(Figure data in JSON)
================================

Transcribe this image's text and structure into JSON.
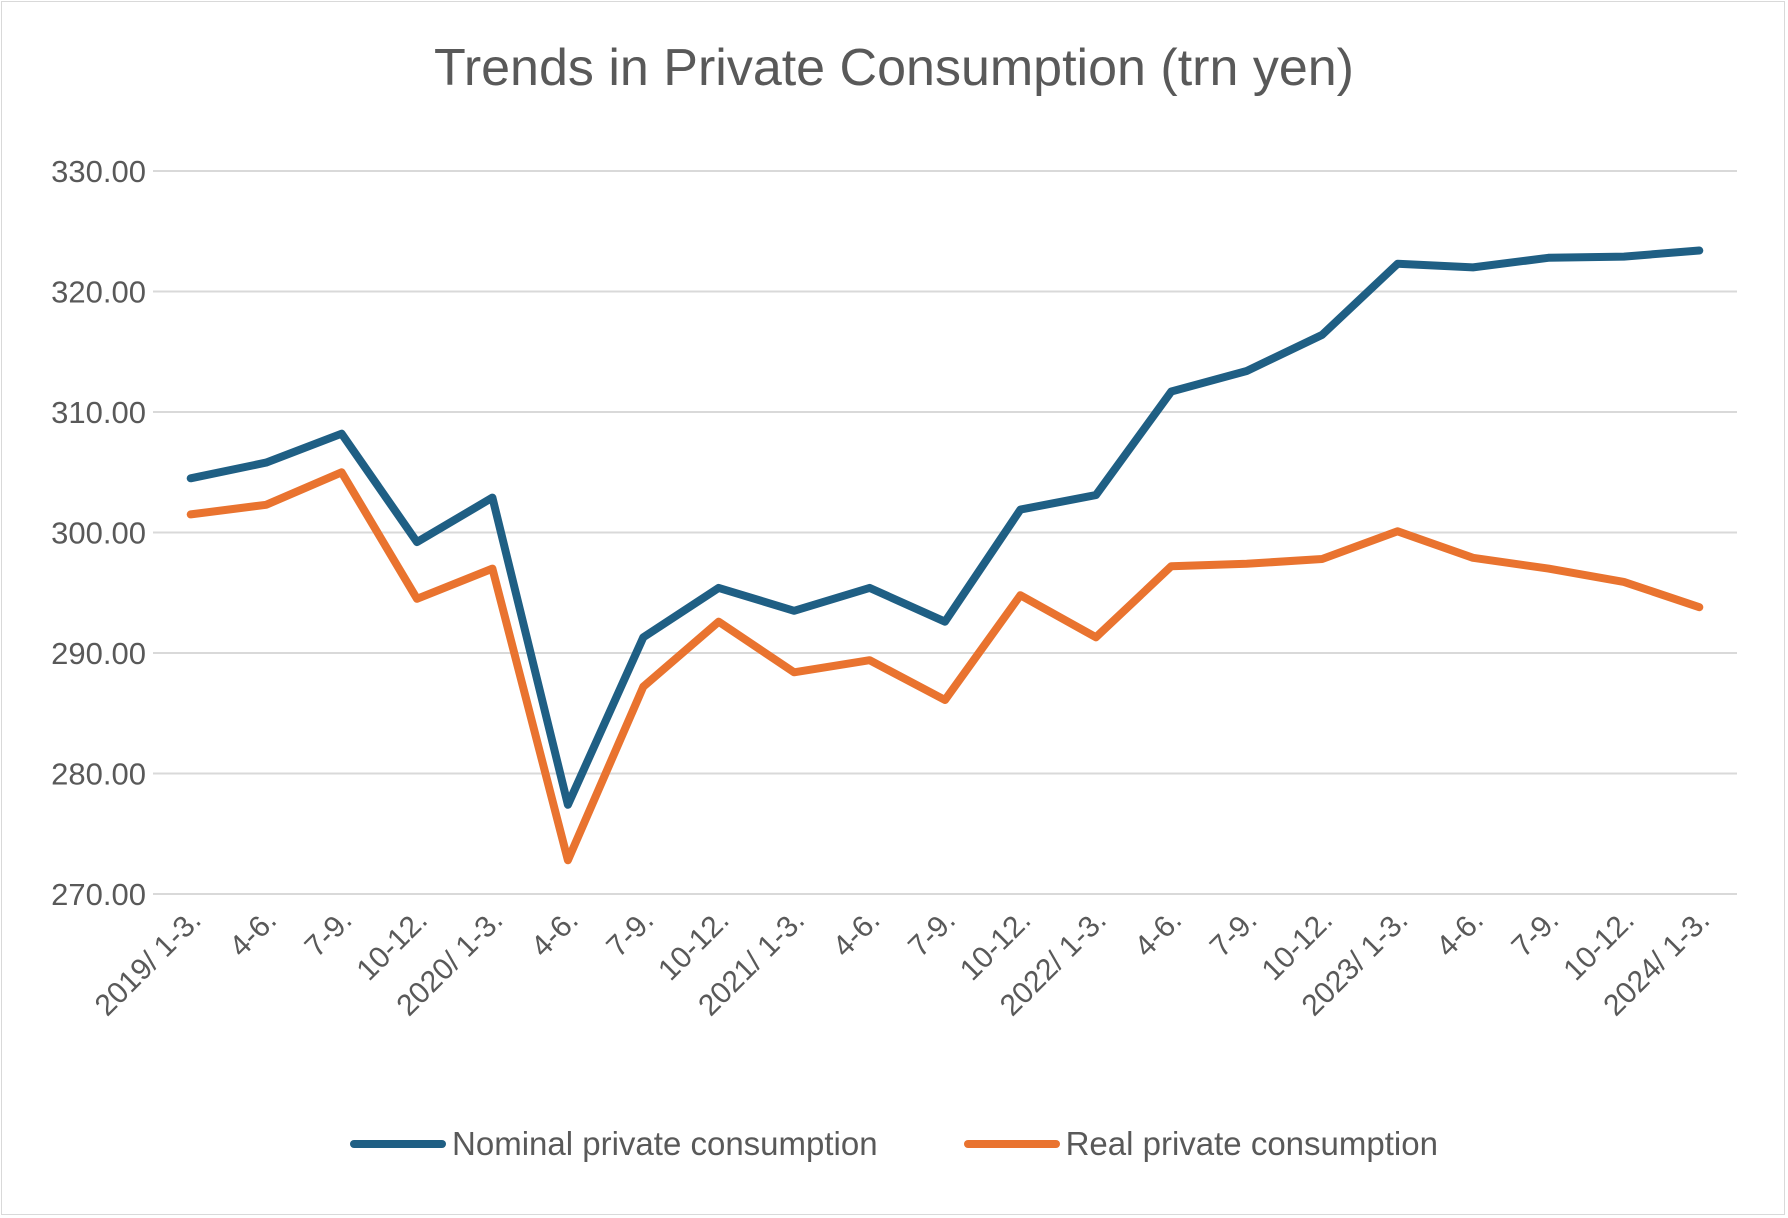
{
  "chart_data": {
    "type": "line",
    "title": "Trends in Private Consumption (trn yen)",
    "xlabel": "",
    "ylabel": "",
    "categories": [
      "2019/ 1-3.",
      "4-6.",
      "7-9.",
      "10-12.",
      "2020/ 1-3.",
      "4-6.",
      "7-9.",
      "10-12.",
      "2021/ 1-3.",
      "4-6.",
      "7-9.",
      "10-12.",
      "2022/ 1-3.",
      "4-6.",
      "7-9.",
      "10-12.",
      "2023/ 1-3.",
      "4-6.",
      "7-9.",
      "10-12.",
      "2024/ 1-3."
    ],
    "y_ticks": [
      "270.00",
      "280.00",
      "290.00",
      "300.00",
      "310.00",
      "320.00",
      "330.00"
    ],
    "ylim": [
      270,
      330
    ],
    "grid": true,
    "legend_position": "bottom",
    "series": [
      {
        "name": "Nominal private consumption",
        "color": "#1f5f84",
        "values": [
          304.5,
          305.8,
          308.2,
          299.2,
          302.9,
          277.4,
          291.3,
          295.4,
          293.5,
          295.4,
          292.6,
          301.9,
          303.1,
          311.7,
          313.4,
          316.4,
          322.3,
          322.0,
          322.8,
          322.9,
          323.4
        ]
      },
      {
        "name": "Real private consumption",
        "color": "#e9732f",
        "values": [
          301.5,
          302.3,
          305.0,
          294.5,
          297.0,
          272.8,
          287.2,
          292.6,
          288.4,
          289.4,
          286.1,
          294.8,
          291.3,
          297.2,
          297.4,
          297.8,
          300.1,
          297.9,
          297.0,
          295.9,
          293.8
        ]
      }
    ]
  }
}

================================

▸ **Written exercise**
Return the full material word for word. Do not include the pictures.

▸ **Written answer**
Transcribe this image's text and structure into JSON.
{
  "chart_data": {
    "type": "line",
    "title": "Trends in Private Consumption (trn yen)",
    "xlabel": "",
    "ylabel": "",
    "categories": [
      "2019/ 1-3.",
      "4-6.",
      "7-9.",
      "10-12.",
      "2020/ 1-3.",
      "4-6.",
      "7-9.",
      "10-12.",
      "2021/ 1-3.",
      "4-6.",
      "7-9.",
      "10-12.",
      "2022/ 1-3.",
      "4-6.",
      "7-9.",
      "10-12.",
      "2023/ 1-3.",
      "4-6.",
      "7-9.",
      "10-12.",
      "2024/ 1-3."
    ],
    "y_ticks": [
      "270.00",
      "280.00",
      "290.00",
      "300.00",
      "310.00",
      "320.00",
      "330.00"
    ],
    "ylim": [
      270,
      330
    ],
    "grid": true,
    "legend_position": "bottom",
    "series": [
      {
        "name": "Nominal private consumption",
        "color": "#1f5f84",
        "values": [
          304.5,
          305.8,
          308.2,
          299.2,
          302.9,
          277.4,
          291.3,
          295.4,
          293.5,
          295.4,
          292.6,
          301.9,
          303.1,
          311.7,
          313.4,
          316.4,
          322.3,
          322.0,
          322.8,
          322.9,
          323.4
        ]
      },
      {
        "name": "Real private consumption",
        "color": "#e9732f",
        "values": [
          301.5,
          302.3,
          305.0,
          294.5,
          297.0,
          272.8,
          287.2,
          292.6,
          288.4,
          289.4,
          286.1,
          294.8,
          291.3,
          297.2,
          297.4,
          297.8,
          300.1,
          297.9,
          297.0,
          295.9,
          293.8
        ]
      }
    ]
  }
}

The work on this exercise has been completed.